▶ **Objective**
Skip any picture you find and retype all the remaining lines exactly.

Records from a collection of figures
━━━━━━━━━━━━━━━━
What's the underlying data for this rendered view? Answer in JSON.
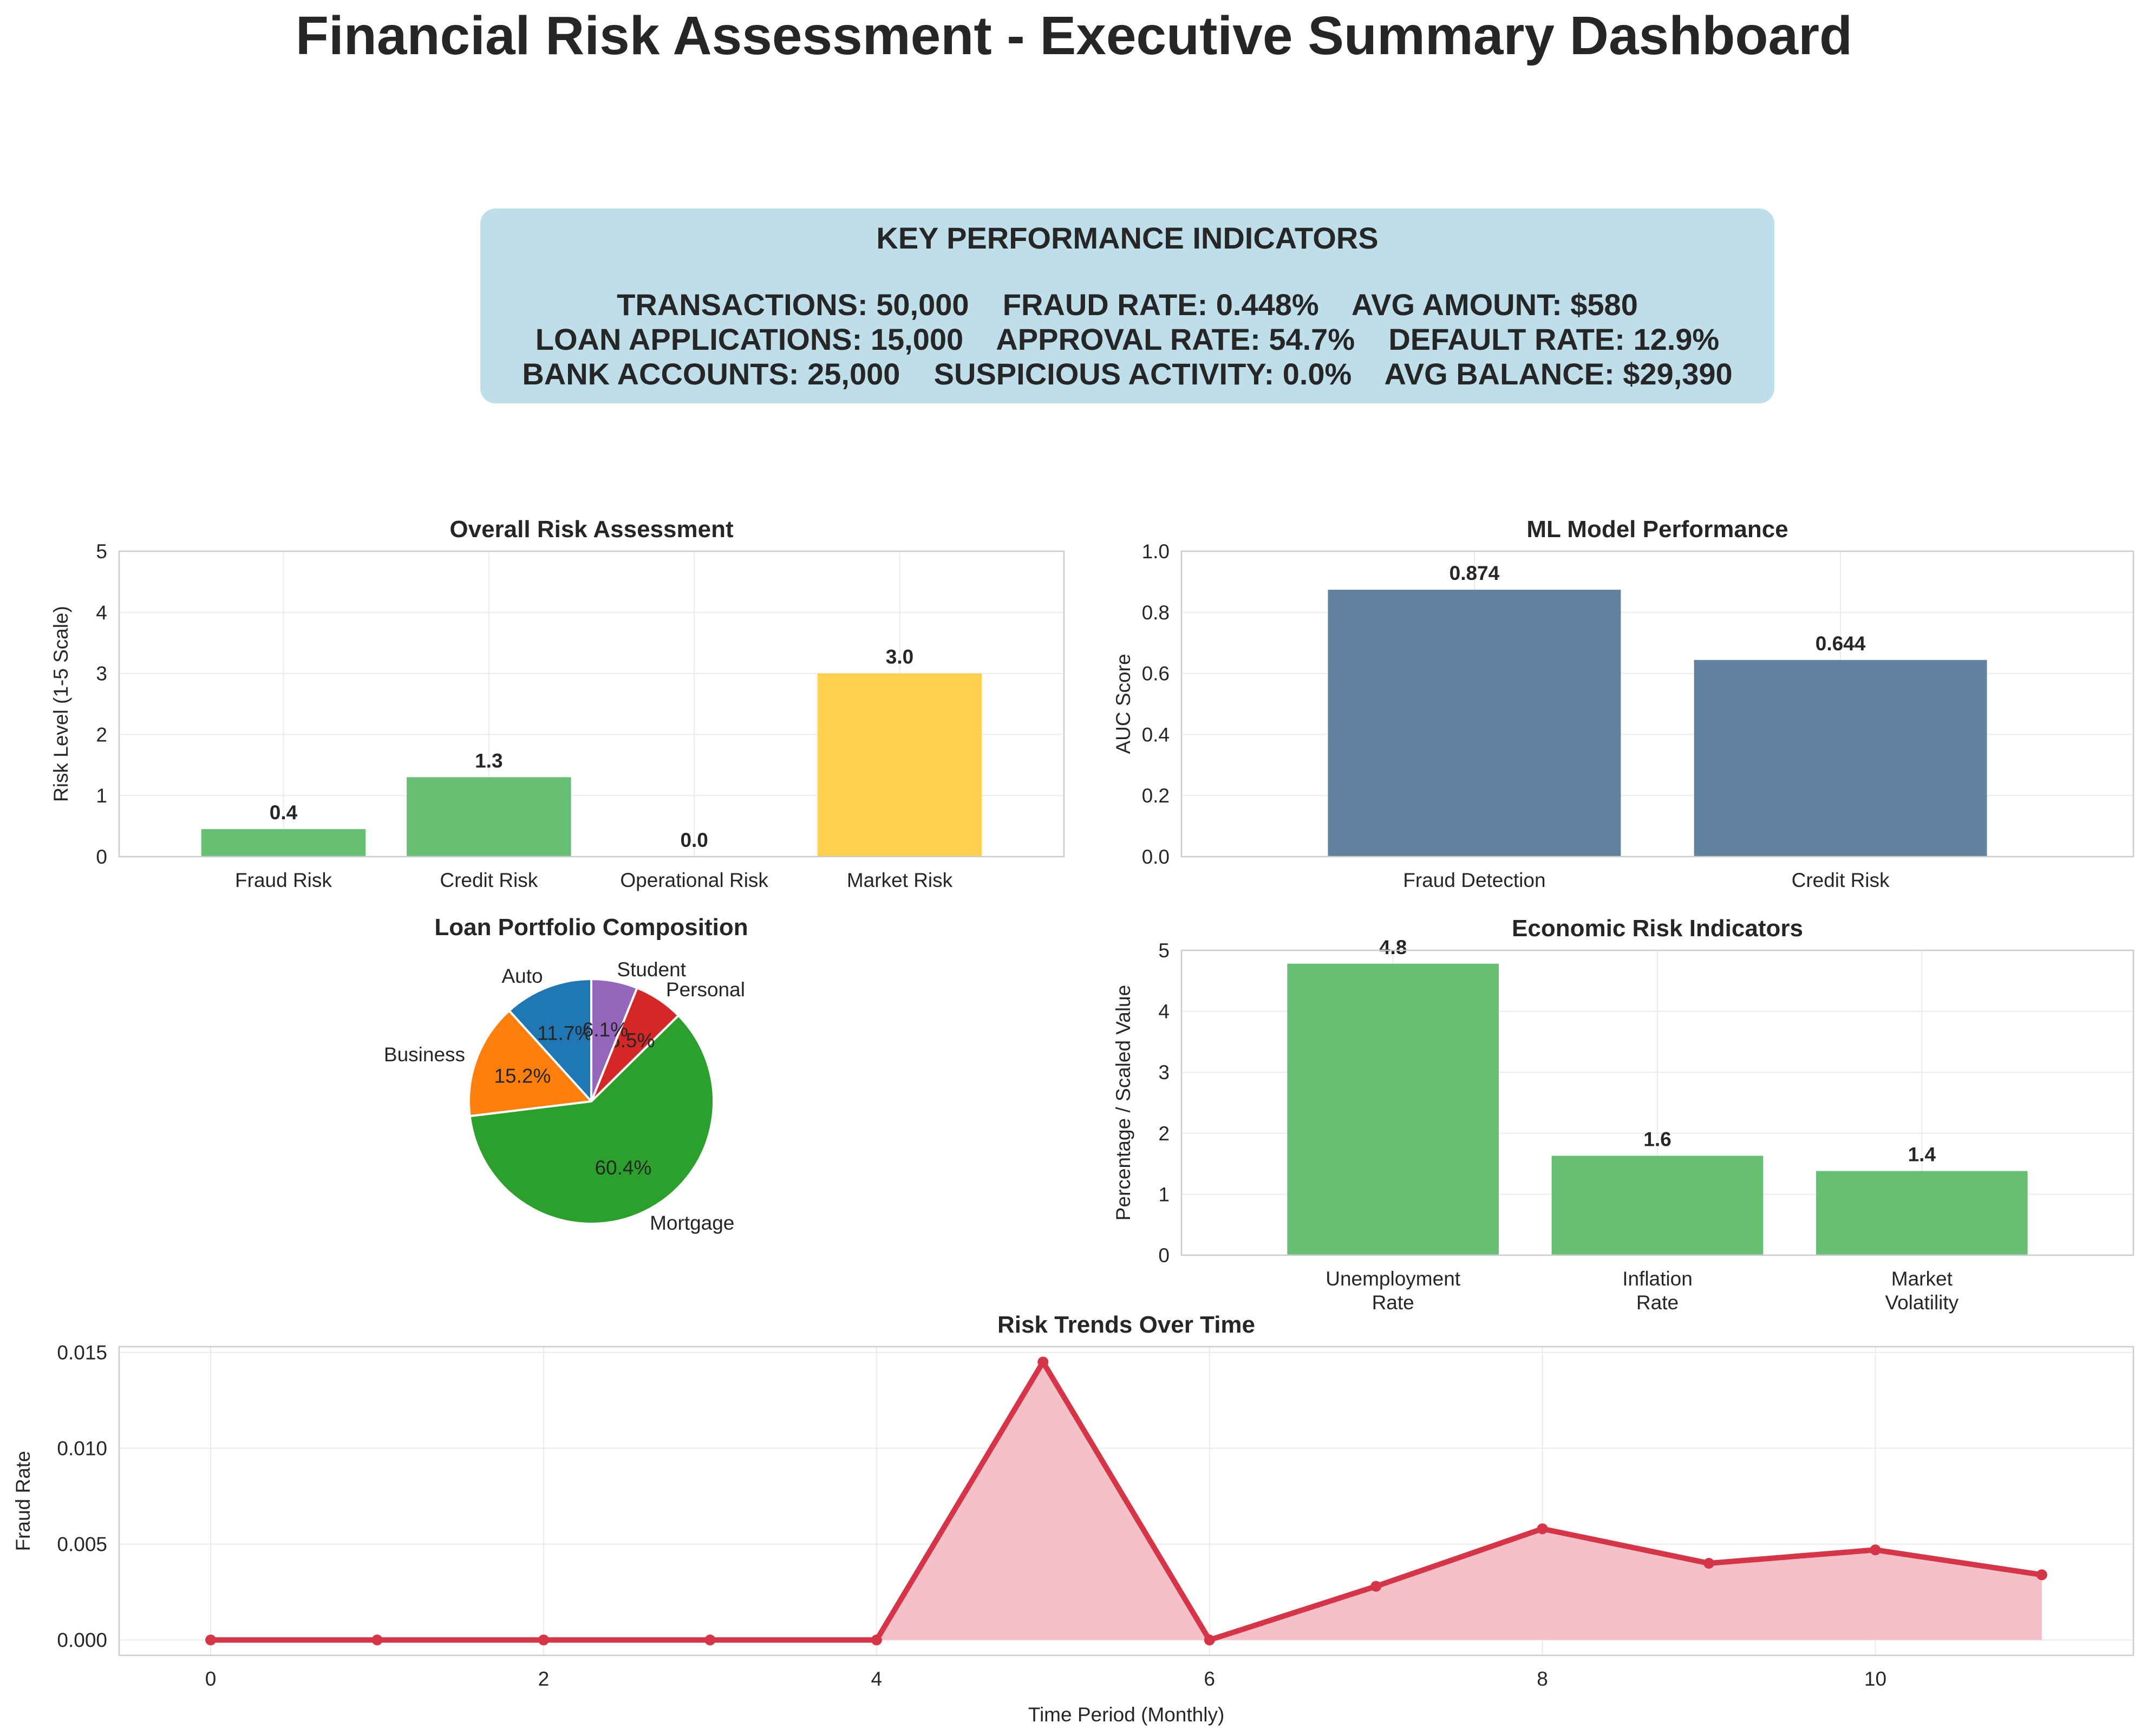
{
  "title": "Financial Risk Assessment - Executive Summary Dashboard",
  "kpi": {
    "heading": "KEY PERFORMANCE INDICATORS",
    "line1": "TRANSACTIONS: 50,000    FRAUD RATE: 0.448%    AVG AMOUNT: $580",
    "line2": "LOAN APPLICATIONS: 15,000    APPROVAL RATE: 54.7%    DEFAULT RATE: 12.9%",
    "line3": "BANK ACCOUNTS: 25,000    SUSPICIOUS ACTIVITY: 0.0%    AVG BALANCE: $29,390"
  },
  "chart_data": [
    {
      "id": "risk",
      "type": "bar",
      "title": "Overall Risk Assessment",
      "ylabel": "Risk Level (1-5 Scale)",
      "categories": [
        "Fraud Risk",
        "Credit Risk",
        "Operational Risk",
        "Market Risk"
      ],
      "values": [
        0.45,
        1.3,
        0.0,
        3.0
      ],
      "labels": [
        "0.4",
        "1.3",
        "0.0",
        "3.0"
      ],
      "colors": [
        "#66bf73",
        "#66bf73",
        "#66bf73",
        "#ffd04d"
      ],
      "ylim": [
        0,
        5
      ],
      "yticks": [
        0,
        1,
        2,
        3,
        4,
        5
      ],
      "grid": true
    },
    {
      "id": "ml",
      "type": "bar",
      "title": "ML Model Performance",
      "ylabel": "AUC Score",
      "categories": [
        "Fraud Detection",
        "Credit Risk"
      ],
      "values": [
        0.874,
        0.644
      ],
      "labels": [
        "0.874",
        "0.644"
      ],
      "colors": [
        "#61839f",
        "#61839f"
      ],
      "ylim": [
        0,
        1
      ],
      "yticks": [
        0.0,
        0.2,
        0.4,
        0.6,
        0.8,
        1.0
      ],
      "ytick_labels": [
        "0.0",
        "0.2",
        "0.4",
        "0.6",
        "0.8",
        "1.0"
      ],
      "grid": true
    },
    {
      "id": "loan",
      "type": "pie",
      "title": "Loan Portfolio Composition",
      "slices": [
        {
          "label": "Auto",
          "value": 11.7,
          "pct": "11.7%",
          "color": "#1f77b4"
        },
        {
          "label": "Business",
          "value": 15.2,
          "pct": "15.2%",
          "color": "#ff7f0e"
        },
        {
          "label": "Mortgage",
          "value": 60.4,
          "pct": "60.4%",
          "color": "#2ca02c"
        },
        {
          "label": "Personal",
          "value": 6.5,
          "pct": "6.5%",
          "color": "#d62728"
        },
        {
          "label": "Student",
          "value": 6.1,
          "pct": "6.1%",
          "color": "#9467bd"
        }
      ]
    },
    {
      "id": "econ",
      "type": "bar",
      "title": "Economic Risk Indicators",
      "ylabel": "Percentage / Scaled Value",
      "categories": [
        "Unemployment\nRate",
        "Inflation\nRate",
        "Market\nVolatility"
      ],
      "values": [
        4.78,
        1.63,
        1.38
      ],
      "labels": [
        "4.8",
        "1.6",
        "1.4"
      ],
      "colors": [
        "#66bf73",
        "#66bf73",
        "#66bf73"
      ],
      "ylim": [
        0,
        5
      ],
      "yticks": [
        0,
        1,
        2,
        3,
        4,
        5
      ],
      "grid": true
    },
    {
      "id": "trend",
      "type": "area",
      "title": "Risk Trends Over Time",
      "xlabel": "Time Period (Monthly)",
      "ylabel": "Fraud Rate",
      "x": [
        0,
        1,
        2,
        3,
        4,
        5,
        6,
        7,
        8,
        9,
        10,
        11
      ],
      "y": [
        0.0,
        0.0,
        0.0,
        0.0,
        0.0,
        0.0145,
        0.0,
        0.0028,
        0.0058,
        0.004,
        0.0047,
        0.0034
      ],
      "color": "#d63447",
      "fill_color": "#f4bec5",
      "xlim": [
        -0.55,
        11.55
      ],
      "ylim": [
        -0.0008,
        0.0153
      ],
      "xticks": [
        0,
        2,
        4,
        6,
        8,
        10
      ],
      "yticks": [
        0.0,
        0.005,
        0.01,
        0.015
      ],
      "ytick_labels": [
        "0.000",
        "0.005",
        "0.010",
        "0.015"
      ],
      "grid": true
    }
  ]
}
━━━━━━━━━━━━━━━━
▶ **Completed exercise**
What's the underlying data for this rendered view? Answer in JSON.
{
  "title": "Financial Risk Assessment - Executive Summary Dashboard",
  "kpi": {
    "heading": "KEY PERFORMANCE INDICATORS",
    "line1": "TRANSACTIONS: 50,000    FRAUD RATE: 0.448%    AVG AMOUNT: $580",
    "line2": "LOAN APPLICATIONS: 15,000    APPROVAL RATE: 54.7%    DEFAULT RATE: 12.9%",
    "line3": "BANK ACCOUNTS: 25,000    SUSPICIOUS ACTIVITY: 0.0%    AVG BALANCE: $29,390"
  },
  "chart_data": [
    {
      "id": "risk",
      "type": "bar",
      "title": "Overall Risk Assessment",
      "ylabel": "Risk Level (1-5 Scale)",
      "categories": [
        "Fraud Risk",
        "Credit Risk",
        "Operational Risk",
        "Market Risk"
      ],
      "values": [
        0.45,
        1.3,
        0.0,
        3.0
      ],
      "labels": [
        "0.4",
        "1.3",
        "0.0",
        "3.0"
      ],
      "colors": [
        "#66bf73",
        "#66bf73",
        "#66bf73",
        "#ffd04d"
      ],
      "ylim": [
        0,
        5
      ],
      "yticks": [
        0,
        1,
        2,
        3,
        4,
        5
      ],
      "grid": true
    },
    {
      "id": "ml",
      "type": "bar",
      "title": "ML Model Performance",
      "ylabel": "AUC Score",
      "categories": [
        "Fraud Detection",
        "Credit Risk"
      ],
      "values": [
        0.874,
        0.644
      ],
      "labels": [
        "0.874",
        "0.644"
      ],
      "colors": [
        "#61839f",
        "#61839f"
      ],
      "ylim": [
        0,
        1
      ],
      "yticks": [
        0.0,
        0.2,
        0.4,
        0.6,
        0.8,
        1.0
      ],
      "ytick_labels": [
        "0.0",
        "0.2",
        "0.4",
        "0.6",
        "0.8",
        "1.0"
      ],
      "grid": true
    },
    {
      "id": "loan",
      "type": "pie",
      "title": "Loan Portfolio Composition",
      "slices": [
        {
          "label": "Auto",
          "value": 11.7,
          "pct": "11.7%",
          "color": "#1f77b4"
        },
        {
          "label": "Business",
          "value": 15.2,
          "pct": "15.2%",
          "color": "#ff7f0e"
        },
        {
          "label": "Mortgage",
          "value": 60.4,
          "pct": "60.4%",
          "color": "#2ca02c"
        },
        {
          "label": "Personal",
          "value": 6.5,
          "pct": "6.5%",
          "color": "#d62728"
        },
        {
          "label": "Student",
          "value": 6.1,
          "pct": "6.1%",
          "color": "#9467bd"
        }
      ]
    },
    {
      "id": "econ",
      "type": "bar",
      "title": "Economic Risk Indicators",
      "ylabel": "Percentage / Scaled Value",
      "categories": [
        "Unemployment\nRate",
        "Inflation\nRate",
        "Market\nVolatility"
      ],
      "values": [
        4.78,
        1.63,
        1.38
      ],
      "labels": [
        "4.8",
        "1.6",
        "1.4"
      ],
      "colors": [
        "#66bf73",
        "#66bf73",
        "#66bf73"
      ],
      "ylim": [
        0,
        5
      ],
      "yticks": [
        0,
        1,
        2,
        3,
        4,
        5
      ],
      "grid": true
    },
    {
      "id": "trend",
      "type": "area",
      "title": "Risk Trends Over Time",
      "xlabel": "Time Period (Monthly)",
      "ylabel": "Fraud Rate",
      "x": [
        0,
        1,
        2,
        3,
        4,
        5,
        6,
        7,
        8,
        9,
        10,
        11
      ],
      "y": [
        0.0,
        0.0,
        0.0,
        0.0,
        0.0,
        0.0145,
        0.0,
        0.0028,
        0.0058,
        0.004,
        0.0047,
        0.0034
      ],
      "color": "#d63447",
      "fill_color": "#f4bec5",
      "xlim": [
        -0.55,
        11.55
      ],
      "ylim": [
        -0.0008,
        0.0153
      ],
      "xticks": [
        0,
        2,
        4,
        6,
        8,
        10
      ],
      "yticks": [
        0.0,
        0.005,
        0.01,
        0.015
      ],
      "ytick_labels": [
        "0.000",
        "0.005",
        "0.010",
        "0.015"
      ],
      "grid": true
    }
  ]
}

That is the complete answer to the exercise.